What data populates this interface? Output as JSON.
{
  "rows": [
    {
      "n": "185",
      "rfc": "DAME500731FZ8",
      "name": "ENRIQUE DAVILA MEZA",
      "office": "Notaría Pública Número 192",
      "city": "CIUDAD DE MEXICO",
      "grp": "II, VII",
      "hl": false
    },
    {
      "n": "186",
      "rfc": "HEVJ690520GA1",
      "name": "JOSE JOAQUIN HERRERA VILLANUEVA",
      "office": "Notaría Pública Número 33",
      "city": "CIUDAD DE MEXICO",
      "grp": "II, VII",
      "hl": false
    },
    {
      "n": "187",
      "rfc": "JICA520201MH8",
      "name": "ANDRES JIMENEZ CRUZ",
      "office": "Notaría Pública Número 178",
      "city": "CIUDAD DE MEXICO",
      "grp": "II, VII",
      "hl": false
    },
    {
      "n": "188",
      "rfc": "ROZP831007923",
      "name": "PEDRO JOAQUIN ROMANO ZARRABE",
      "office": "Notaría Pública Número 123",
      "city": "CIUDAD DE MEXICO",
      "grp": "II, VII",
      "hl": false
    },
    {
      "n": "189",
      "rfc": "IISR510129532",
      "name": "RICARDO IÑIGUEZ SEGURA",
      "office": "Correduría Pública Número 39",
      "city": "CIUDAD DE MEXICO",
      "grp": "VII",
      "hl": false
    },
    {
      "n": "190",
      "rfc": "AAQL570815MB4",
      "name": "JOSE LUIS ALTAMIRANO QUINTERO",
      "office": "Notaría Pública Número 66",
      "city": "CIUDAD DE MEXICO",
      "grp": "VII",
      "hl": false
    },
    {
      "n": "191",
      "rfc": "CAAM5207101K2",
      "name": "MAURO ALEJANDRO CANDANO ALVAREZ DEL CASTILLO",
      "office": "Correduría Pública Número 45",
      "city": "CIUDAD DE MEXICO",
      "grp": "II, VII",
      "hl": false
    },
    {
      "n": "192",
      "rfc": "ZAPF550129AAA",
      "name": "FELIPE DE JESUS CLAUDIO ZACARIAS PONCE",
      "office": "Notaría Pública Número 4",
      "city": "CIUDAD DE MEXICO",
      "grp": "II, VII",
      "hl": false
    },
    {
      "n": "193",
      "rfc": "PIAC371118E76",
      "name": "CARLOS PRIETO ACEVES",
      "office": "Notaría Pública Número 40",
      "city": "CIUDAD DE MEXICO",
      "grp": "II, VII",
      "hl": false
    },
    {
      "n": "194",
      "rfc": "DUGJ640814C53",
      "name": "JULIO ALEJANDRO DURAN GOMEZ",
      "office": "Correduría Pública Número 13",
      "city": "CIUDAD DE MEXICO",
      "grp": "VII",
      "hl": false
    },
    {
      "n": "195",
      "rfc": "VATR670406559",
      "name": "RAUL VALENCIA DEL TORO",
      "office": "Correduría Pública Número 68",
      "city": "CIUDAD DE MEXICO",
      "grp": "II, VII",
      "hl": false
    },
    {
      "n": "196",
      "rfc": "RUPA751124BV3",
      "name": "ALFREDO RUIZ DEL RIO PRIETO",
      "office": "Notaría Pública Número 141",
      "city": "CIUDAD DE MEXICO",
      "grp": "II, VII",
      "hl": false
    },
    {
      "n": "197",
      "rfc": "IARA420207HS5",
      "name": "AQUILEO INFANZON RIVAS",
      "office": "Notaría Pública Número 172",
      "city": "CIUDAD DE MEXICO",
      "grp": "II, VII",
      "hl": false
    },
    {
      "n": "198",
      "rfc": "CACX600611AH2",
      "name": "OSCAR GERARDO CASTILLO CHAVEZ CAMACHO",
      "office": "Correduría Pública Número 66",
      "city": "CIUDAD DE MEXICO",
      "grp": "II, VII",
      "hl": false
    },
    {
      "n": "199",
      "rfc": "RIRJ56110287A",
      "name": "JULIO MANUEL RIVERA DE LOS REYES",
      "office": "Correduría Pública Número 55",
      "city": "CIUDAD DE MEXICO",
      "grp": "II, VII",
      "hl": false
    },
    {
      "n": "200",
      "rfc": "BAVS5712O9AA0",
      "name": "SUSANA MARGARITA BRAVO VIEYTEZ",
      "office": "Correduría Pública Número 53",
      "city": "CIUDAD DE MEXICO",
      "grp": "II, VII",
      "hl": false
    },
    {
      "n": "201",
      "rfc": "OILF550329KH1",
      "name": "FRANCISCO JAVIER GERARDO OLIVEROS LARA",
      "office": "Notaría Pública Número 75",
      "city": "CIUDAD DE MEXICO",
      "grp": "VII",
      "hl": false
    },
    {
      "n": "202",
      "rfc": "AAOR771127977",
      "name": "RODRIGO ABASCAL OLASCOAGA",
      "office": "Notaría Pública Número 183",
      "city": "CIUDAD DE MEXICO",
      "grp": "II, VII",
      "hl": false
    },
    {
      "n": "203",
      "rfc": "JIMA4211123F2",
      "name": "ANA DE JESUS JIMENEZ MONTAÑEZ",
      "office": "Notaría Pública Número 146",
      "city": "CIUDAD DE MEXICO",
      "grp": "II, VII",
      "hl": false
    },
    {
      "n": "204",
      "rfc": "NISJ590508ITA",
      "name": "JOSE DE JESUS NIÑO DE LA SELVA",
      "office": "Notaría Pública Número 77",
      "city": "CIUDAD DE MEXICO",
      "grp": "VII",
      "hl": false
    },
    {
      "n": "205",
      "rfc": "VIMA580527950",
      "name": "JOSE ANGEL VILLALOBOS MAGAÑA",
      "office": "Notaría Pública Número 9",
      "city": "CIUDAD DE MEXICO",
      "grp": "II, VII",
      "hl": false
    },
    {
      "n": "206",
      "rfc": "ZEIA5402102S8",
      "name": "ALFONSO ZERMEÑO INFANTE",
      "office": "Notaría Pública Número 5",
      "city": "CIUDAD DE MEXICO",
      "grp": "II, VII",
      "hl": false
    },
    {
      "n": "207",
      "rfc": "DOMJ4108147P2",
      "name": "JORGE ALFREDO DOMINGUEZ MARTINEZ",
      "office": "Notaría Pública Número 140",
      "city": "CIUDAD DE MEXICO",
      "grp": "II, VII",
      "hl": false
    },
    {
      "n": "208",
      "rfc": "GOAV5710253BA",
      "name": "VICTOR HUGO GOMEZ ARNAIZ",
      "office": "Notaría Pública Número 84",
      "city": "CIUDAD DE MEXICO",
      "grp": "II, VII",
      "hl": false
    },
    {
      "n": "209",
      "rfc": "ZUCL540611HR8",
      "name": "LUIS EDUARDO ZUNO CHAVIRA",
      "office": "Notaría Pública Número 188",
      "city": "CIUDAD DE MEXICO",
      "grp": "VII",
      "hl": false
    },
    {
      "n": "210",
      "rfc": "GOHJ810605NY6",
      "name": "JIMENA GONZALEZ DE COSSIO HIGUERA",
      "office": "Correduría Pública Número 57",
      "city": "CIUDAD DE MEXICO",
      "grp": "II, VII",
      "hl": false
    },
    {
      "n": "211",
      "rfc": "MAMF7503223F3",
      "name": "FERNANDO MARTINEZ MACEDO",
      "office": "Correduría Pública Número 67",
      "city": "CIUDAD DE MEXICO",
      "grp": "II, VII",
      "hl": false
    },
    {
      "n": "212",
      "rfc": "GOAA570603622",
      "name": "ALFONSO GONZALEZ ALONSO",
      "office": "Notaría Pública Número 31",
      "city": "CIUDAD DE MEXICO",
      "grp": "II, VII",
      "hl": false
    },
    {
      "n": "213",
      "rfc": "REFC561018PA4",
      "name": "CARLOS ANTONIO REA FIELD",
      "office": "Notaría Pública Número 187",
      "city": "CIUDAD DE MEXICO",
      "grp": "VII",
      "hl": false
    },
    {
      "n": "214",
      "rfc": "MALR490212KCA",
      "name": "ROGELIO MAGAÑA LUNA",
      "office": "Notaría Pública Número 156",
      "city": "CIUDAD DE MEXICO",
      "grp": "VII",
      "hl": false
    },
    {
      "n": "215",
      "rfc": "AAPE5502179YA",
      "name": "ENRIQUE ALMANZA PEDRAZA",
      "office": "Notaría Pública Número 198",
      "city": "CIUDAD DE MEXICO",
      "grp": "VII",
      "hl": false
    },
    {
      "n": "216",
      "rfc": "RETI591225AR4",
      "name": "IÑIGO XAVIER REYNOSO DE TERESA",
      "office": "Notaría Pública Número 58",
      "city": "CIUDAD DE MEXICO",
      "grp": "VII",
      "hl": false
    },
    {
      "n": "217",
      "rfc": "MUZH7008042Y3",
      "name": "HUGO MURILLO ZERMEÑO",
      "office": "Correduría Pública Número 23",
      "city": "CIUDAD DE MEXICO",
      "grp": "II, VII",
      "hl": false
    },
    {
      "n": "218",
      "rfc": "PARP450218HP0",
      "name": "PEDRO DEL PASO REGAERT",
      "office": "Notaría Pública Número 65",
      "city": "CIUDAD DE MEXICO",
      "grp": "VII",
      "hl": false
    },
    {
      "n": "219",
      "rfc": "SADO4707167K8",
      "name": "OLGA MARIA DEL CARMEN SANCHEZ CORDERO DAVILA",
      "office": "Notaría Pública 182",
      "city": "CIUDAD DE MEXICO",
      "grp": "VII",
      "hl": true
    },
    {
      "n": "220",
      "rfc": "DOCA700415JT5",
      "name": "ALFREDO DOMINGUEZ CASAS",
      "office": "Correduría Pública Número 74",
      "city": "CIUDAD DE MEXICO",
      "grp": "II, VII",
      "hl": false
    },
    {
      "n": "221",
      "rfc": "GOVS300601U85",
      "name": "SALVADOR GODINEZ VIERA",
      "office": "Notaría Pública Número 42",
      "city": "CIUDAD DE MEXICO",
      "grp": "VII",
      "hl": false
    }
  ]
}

☆ ☆ ☆

_Exercise description_. Take every line from the data that contains the word "CASTILLO".

_Response_.
      "name": "MAURO ALEJANDRO CANDANO ALVAREZ DEL CASTILLO",
      "name": "OSCAR GERARDO CASTILLO CHAVEZ CAMACHO",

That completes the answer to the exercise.